> _RECORDS FOR THE TASK_
>> begin

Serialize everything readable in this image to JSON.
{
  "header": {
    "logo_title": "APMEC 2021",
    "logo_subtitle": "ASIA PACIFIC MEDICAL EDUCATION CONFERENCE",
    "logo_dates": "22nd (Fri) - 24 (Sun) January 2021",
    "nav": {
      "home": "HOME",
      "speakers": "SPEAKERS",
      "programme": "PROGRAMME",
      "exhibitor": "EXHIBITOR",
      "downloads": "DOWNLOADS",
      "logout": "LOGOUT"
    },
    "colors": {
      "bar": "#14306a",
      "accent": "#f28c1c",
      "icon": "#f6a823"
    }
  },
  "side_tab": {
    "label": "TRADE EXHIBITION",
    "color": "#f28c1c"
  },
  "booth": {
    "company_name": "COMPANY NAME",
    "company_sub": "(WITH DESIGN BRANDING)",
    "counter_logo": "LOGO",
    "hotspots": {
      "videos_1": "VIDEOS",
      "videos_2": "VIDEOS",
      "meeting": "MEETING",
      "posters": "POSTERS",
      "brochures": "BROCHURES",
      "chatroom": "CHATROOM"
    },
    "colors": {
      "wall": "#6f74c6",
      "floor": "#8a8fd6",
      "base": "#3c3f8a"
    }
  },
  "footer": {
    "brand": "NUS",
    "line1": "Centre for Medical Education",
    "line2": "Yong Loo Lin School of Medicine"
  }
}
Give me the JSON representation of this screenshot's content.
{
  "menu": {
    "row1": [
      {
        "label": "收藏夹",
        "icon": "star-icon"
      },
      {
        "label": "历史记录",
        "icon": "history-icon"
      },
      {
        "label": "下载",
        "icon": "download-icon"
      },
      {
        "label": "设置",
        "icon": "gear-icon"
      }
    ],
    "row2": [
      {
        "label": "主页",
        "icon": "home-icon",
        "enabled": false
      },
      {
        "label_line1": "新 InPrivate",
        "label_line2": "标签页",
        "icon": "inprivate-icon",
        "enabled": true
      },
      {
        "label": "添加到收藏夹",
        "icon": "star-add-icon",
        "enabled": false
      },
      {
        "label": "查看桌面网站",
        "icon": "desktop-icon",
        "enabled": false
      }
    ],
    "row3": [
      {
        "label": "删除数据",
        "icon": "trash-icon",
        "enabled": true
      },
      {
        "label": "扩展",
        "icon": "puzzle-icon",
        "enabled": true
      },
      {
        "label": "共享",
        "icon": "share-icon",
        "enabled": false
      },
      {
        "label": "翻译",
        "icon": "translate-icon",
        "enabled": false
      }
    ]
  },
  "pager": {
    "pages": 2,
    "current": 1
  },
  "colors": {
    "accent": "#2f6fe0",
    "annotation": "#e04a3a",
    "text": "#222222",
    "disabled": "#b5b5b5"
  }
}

>> end

> _WORK INSTRUCTIONS_
Output an exact copy of each record.

> _THE COMPLETED TASK_
Serialize everything readable in this image to JSON.
{
  "header": {
    "logo_title": "APMEC 2021",
    "logo_subtitle": "ASIA PACIFIC MEDICAL EDUCATION CONFERENCE",
    "logo_dates": "22nd (Fri) - 24 (Sun) January 2021",
    "nav": {
      "home": "HOME",
      "speakers": "SPEAKERS",
      "programme": "PROGRAMME",
      "exhibitor": "EXHIBITOR",
      "downloads": "DOWNLOADS",
      "logout": "LOGOUT"
    },
    "colors": {
      "bar": "#14306a",
      "accent": "#f28c1c",
      "icon": "#f6a823"
    }
  },
  "side_tab": {
    "label": "TRADE EXHIBITION",
    "color": "#f28c1c"
  },
  "booth": {
    "company_name": "COMPANY NAME",
    "company_sub": "(WITH DESIGN BRANDING)",
    "counter_logo": "LOGO",
    "hotspots": {
      "videos_1": "VIDEOS",
      "videos_2": "VIDEOS",
      "meeting": "MEETING",
      "posters": "POSTERS",
      "brochures": "BROCHURES",
      "chatroom": "CHATROOM"
    },
    "colors": {
      "wall": "#6f74c6",
      "floor": "#8a8fd6",
      "base": "#3c3f8a"
    }
  },
  "footer": {
    "brand": "NUS",
    "line1": "Centre for Medical Education",
    "line2": "Yong Loo Lin School of Medicine"
  }
}
Give me the JSON representation of this screenshot's content.
{
  "menu": {
    "row1": [
      {
        "label": "收藏夹",
        "icon": "star-icon"
      },
      {
        "label": "历史记录",
        "icon": "history-icon"
      },
      {
        "label": "下载",
        "icon": "download-icon"
      },
      {
        "label": "设置",
        "icon": "gear-icon"
      }
    ],
    "row2": [
      {
        "label": "主页",
        "icon": "home-icon",
        "enabled": false
      },
      {
        "label_line1": "新 InPrivate",
        "label_line2": "标签页",
        "icon": "inprivate-icon",
        "enabled": true
      },
      {
        "label": "添加到收藏夹",
        "icon": "star-add-icon",
        "enabled": false
      },
      {
        "label": "查看桌面网站",
        "icon": "desktop-icon",
        "enabled": false
      }
    ],
    "row3": [
      {
        "label": "删除数据",
        "icon": "trash-icon",
        "enabled": true
      },
      {
        "label": "扩展",
        "icon": "puzzle-icon",
        "enabled": true
      },
      {
        "label": "共享",
        "icon": "share-icon",
        "enabled": false
      },
      {
        "label": "翻译",
        "icon": "translate-icon",
        "enabled": false
      }
    ]
  },
  "pager": {
    "pages": 2,
    "current": 1
  },
  "colors": {
    "accent": "#2f6fe0",
    "annotation": "#e04a3a",
    "text": "#222222",
    "disabled": "#b5b5b5"
  }
}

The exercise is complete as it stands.